[Stored data entries]
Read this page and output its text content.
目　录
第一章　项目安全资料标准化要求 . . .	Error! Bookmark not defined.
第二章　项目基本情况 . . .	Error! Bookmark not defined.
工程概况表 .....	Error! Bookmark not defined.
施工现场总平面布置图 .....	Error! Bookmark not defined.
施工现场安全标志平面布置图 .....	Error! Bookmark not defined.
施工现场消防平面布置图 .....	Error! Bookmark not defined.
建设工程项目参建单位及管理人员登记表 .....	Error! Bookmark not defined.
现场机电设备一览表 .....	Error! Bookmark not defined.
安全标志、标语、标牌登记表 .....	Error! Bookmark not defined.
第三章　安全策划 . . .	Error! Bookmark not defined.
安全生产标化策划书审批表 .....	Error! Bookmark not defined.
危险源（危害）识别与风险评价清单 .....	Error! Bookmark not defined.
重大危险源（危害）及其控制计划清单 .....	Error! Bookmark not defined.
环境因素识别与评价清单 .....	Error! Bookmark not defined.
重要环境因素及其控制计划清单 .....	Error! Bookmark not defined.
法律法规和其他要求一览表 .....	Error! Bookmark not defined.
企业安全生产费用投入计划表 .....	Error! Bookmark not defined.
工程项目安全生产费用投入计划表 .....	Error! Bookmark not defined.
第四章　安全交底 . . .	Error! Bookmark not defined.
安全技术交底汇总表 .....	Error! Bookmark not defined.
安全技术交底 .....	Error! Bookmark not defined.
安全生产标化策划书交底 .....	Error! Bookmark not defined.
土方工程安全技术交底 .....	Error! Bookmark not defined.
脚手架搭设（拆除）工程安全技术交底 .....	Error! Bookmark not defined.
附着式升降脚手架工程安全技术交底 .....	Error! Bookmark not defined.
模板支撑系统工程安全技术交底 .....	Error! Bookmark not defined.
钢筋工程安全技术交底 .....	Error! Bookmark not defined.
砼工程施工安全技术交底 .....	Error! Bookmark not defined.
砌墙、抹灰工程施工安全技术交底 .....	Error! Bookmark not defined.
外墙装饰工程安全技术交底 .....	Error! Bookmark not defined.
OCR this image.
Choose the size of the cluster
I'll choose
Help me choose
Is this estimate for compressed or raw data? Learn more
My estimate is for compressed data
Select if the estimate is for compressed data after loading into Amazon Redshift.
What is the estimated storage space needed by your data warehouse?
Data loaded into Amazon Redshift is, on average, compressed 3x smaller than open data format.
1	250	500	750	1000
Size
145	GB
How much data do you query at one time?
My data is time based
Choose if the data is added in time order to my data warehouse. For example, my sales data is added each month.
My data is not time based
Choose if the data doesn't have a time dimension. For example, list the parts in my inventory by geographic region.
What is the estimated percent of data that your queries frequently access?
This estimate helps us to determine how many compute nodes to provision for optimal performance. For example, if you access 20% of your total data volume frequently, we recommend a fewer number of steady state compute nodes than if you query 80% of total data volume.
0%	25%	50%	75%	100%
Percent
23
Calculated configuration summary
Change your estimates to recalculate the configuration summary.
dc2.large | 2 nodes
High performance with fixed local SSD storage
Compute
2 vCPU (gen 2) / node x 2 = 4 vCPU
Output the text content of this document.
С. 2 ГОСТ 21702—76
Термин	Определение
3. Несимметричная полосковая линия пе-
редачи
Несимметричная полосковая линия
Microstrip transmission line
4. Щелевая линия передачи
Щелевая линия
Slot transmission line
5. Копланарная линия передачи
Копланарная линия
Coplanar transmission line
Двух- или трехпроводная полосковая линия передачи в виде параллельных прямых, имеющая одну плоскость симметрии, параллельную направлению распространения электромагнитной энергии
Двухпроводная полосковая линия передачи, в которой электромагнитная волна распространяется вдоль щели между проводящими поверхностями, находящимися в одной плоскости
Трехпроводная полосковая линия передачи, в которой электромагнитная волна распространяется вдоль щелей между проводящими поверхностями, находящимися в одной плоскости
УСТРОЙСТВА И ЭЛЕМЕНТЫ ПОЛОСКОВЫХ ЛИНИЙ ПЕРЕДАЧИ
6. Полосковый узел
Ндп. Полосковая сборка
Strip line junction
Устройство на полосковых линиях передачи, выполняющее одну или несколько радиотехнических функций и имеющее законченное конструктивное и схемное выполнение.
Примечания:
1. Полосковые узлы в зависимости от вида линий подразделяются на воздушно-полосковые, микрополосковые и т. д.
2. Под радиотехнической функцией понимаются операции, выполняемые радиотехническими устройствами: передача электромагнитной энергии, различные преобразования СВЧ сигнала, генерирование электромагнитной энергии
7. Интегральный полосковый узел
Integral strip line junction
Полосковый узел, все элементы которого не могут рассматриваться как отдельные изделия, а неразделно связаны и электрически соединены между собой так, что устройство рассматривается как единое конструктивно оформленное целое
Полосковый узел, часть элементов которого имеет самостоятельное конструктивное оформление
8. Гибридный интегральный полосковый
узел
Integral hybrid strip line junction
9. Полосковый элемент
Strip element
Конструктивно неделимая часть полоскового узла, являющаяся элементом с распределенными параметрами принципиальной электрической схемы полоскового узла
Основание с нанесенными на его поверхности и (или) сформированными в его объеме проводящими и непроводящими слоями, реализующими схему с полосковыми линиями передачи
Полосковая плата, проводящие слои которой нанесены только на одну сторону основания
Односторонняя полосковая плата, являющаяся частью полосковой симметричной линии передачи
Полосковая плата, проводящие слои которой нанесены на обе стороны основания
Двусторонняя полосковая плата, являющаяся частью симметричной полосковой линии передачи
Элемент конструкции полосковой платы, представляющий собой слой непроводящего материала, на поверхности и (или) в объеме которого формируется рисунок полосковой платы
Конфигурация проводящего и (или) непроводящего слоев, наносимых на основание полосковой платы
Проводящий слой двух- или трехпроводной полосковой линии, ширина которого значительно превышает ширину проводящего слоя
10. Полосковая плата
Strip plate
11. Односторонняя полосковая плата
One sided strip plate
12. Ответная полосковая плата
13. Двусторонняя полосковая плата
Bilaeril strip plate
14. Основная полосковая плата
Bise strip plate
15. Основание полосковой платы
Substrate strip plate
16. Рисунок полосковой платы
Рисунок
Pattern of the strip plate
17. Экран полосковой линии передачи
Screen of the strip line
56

### PROBLEM TO WORK ON
Reproduce every line of the data verbatim.

### THE RESPONSE
Read this page and output its text content.
目　录
第一章　项目安全资料标准化要求 . . .	Error! Bookmark not defined.
第二章　项目基本情况 . . .	Error! Bookmark not defined.
工程概况表 .....	Error! Bookmark not defined.
施工现场总平面布置图 .....	Error! Bookmark not defined.
施工现场安全标志平面布置图 .....	Error! Bookmark not defined.
施工现场消防平面布置图 .....	Error! Bookmark not defined.
建设工程项目参建单位及管理人员登记表 .....	Error! Bookmark not defined.
现场机电设备一览表 .....	Error! Bookmark not defined.
安全标志、标语、标牌登记表 .....	Error! Bookmark not defined.
第三章　安全策划 . . .	Error! Bookmark not defined.
安全生产标化策划书审批表 .....	Error! Bookmark not defined.
危险源（危害）识别与风险评价清单 .....	Error! Bookmark not defined.
重大危险源（危害）及其控制计划清单 .....	Error! Bookmark not defined.
环境因素识别与评价清单 .....	Error! Bookmark not defined.
重要环境因素及其控制计划清单 .....	Error! Bookmark not defined.
法律法规和其他要求一览表 .....	Error! Bookmark not defined.
企业安全生产费用投入计划表 .....	Error! Bookmark not defined.
工程项目安全生产费用投入计划表 .....	Error! Bookmark not defined.
第四章　安全交底 . . .	Error! Bookmark not defined.
安全技术交底汇总表 .....	Error! Bookmark not defined.
安全技术交底 .....	Error! Bookmark not defined.
安全生产标化策划书交底 .....	Error! Bookmark not defined.
土方工程安全技术交底 .....	Error! Bookmark not defined.
脚手架搭设（拆除）工程安全技术交底 .....	Error! Bookmark not defined.
附着式升降脚手架工程安全技术交底 .....	Error! Bookmark not defined.
模板支撑系统工程安全技术交底 .....	Error! Bookmark not defined.
钢筋工程安全技术交底 .....	Error! Bookmark not defined.
砼工程施工安全技术交底 .....	Error! Bookmark not defined.
砌墙、抹灰工程施工安全技术交底 .....	Error! Bookmark not defined.
外墙装饰工程安全技术交底 .....	Error! Bookmark not defined.
OCR this image.
Choose the size of the cluster
I'll choose
Help me choose
Is this estimate for compressed or raw data? Learn more
My estimate is for compressed data
Select if the estimate is for compressed data after loading into Amazon Redshift.
What is the estimated storage space needed by your data warehouse?
Data loaded into Amazon Redshift is, on average, compressed 3x smaller than open data format.
1	250	500	750	1000
Size
145	GB
How much data do you query at one time?
My data is time based
Choose if the data is added in time order to my data warehouse. For example, my sales data is added each month.
My data is not time based
Choose if the data doesn't have a time dimension. For example, list the parts in my inventory by geographic region.
What is the estimated percent of data that your queries frequently access?
This estimate helps us to determine how many compute nodes to provision for optimal performance. For example, if you access 20% of your total data volume frequently, we recommend a fewer number of steady state compute nodes than if you query 80% of total data volume.
0%	25%	50%	75%	100%
Percent
23
Calculated configuration summary
Change your estimates to recalculate the configuration summary.
dc2.large | 2 nodes
High performance with fixed local SSD storage
Compute
2 vCPU (gen 2) / node x 2 = 4 vCPU
Output the text content of this document.
С. 2 ГОСТ 21702—76
Термин	Определение
3. Несимметричная полосковая линия пе-
редачи
Несимметричная полосковая линия
Microstrip transmission line
4. Щелевая линия передачи
Щелевая линия
Slot transmission line
5. Копланарная линия передачи
Копланарная линия
Coplanar transmission line
Двух- или трехпроводная полосковая линия передачи в виде параллельных прямых, имеющая одну плоскость симметрии, параллельную направлению распространения электромагнитной энергии
Двухпроводная полосковая линия передачи, в которой электромагнитная волна распространяется вдоль щели между проводящими поверхностями, находящимися в одной плоскости
Трехпроводная полосковая линия передачи, в которой электромагнитная волна распространяется вдоль щелей между проводящими поверхностями, находящимися в одной плоскости
УСТРОЙСТВА И ЭЛЕМЕНТЫ ПОЛОСКОВЫХ ЛИНИЙ ПЕРЕДАЧИ
6. Полосковый узел
Ндп. Полосковая сборка
Strip line junction
Устройство на полосковых линиях передачи, выполняющее одну или несколько радиотехнических функций и имеющее законченное конструктивное и схемное выполнение.
Примечания:
1. Полосковые узлы в зависимости от вида линий подразделяются на воздушно-полосковые, микрополосковые и т. д.
2. Под радиотехнической функцией понимаются операции, выполняемые радиотехническими устройствами: передача электромагнитной энергии, различные преобразования СВЧ сигнала, генерирование электромагнитной энергии
7. Интегральный полосковый узел
Integral strip line junction
Полосковый узел, все элементы которого не могут рассматриваться как отдельные изделия, а неразделно связаны и электрически соединены между собой так, что устройство рассматривается как единое конструктивно оформленное целое
Полосковый узел, часть элементов которого имеет самостоятельное конструктивное оформление
8. Гибридный интегральный полосковый
узел
Integral hybrid strip line junction
9. Полосковый элемент
Strip element
Конструктивно неделимая часть полоскового узла, являющаяся элементом с распределенными параметрами принципиальной электрической схемы полоскового узла
Основание с нанесенными на его поверхности и (или) сформированными в его объеме проводящими и непроводящими слоями, реализующими схему с полосковыми линиями передачи
Полосковая плата, проводящие слои которой нанесены только на одну сторону основания
Односторонняя полосковая плата, являющаяся частью полосковой симметричной линии передачи
Полосковая плата, проводящие слои которой нанесены на обе стороны основания
Двусторонняя полосковая плата, являющаяся частью симметричной полосковой линии передачи
Элемент конструкции полосковой платы, представляющий собой слой непроводящего материала, на поверхности и (или) в объеме которого формируется рисунок полосковой платы
Конфигурация проводящего и (или) непроводящего слоев, наносимых на основание полосковой платы
Проводящий слой двух- или трехпроводной полосковой линии, ширина которого значительно превышает ширину проводящего слоя
10. Полосковая плата
Strip plate
11. Односторонняя полосковая плата
One sided strip plate
12. Ответная полосковая плата
13. Двусторонняя полосковая плата
Bilaeril strip plate
14. Основная полосковая плата
Bise strip plate
15. Основание полосковой платы
Substrate strip plate
16. Рисунок полосковой платы
Рисунок
Pattern of the strip plate
17. Экран полосковой линии передачи
Screen of the strip line
56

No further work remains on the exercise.